▽

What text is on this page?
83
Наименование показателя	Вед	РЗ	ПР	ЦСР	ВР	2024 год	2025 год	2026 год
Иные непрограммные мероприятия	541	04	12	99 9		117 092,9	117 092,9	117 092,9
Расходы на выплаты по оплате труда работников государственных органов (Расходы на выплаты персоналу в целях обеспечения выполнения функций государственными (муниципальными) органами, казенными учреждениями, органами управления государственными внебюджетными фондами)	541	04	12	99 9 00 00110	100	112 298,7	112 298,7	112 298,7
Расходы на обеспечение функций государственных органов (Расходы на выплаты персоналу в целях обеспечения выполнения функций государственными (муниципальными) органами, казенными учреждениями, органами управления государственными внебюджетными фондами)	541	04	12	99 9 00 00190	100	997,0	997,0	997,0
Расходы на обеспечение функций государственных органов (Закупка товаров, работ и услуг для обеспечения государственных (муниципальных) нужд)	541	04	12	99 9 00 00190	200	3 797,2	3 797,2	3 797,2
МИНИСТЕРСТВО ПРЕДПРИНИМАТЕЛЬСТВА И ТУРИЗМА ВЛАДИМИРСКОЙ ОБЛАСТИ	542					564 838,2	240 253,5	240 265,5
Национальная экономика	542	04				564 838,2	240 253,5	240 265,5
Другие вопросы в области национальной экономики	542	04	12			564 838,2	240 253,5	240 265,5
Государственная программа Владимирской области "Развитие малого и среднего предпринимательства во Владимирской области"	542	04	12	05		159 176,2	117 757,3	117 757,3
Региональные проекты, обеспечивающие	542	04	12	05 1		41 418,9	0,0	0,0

△

= SET TASK =
Report how many lines in the data include the word "казенными", and give nothing but the count.

= ANSWER =
2